**AIM OF THE TASK:** Gather each line in the entries that includes the string "only".

┌─ RECORDS PROVIDED

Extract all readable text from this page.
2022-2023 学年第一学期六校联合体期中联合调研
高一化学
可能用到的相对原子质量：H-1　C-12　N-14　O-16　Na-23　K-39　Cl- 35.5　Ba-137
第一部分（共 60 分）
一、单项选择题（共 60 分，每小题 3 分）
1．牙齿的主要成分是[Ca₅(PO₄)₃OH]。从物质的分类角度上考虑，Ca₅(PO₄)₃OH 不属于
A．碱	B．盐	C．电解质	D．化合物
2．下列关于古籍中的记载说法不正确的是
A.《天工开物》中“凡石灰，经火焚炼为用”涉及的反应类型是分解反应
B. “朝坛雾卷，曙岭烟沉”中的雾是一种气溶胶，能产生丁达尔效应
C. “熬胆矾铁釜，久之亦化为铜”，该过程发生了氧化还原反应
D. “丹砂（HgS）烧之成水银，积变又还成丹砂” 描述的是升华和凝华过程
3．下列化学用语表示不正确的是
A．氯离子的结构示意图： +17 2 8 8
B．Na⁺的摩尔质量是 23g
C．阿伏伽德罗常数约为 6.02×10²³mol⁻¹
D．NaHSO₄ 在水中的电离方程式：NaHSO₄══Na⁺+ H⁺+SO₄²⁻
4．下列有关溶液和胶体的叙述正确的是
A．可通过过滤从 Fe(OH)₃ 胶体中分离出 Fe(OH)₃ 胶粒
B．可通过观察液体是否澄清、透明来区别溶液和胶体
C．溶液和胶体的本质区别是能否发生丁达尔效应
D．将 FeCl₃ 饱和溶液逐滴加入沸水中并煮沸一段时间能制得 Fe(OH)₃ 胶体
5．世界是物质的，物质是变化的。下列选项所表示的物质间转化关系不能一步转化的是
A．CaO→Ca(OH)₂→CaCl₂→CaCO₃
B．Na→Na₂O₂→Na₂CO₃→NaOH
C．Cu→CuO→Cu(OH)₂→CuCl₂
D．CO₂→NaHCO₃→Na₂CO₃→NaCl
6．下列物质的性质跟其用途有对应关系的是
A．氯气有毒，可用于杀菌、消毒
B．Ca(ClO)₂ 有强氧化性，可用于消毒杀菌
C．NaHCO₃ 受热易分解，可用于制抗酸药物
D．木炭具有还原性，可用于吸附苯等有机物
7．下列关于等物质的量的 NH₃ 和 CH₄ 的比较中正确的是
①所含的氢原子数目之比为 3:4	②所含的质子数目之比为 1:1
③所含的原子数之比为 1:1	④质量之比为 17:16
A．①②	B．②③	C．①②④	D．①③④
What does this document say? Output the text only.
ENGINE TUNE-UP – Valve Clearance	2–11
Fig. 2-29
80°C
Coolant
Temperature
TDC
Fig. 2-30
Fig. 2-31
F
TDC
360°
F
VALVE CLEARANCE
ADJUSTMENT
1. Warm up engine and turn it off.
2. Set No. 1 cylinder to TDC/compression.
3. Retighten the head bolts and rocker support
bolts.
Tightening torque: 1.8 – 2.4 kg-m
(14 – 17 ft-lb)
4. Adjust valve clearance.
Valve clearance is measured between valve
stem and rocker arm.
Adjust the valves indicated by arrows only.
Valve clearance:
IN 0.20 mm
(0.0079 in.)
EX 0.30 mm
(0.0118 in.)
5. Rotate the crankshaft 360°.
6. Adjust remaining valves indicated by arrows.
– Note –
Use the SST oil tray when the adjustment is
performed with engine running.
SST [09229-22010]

└─

**EXPECTED ANSWER:**
What does this document say? Output the text only.
Adjust the valves indicated by arrows only.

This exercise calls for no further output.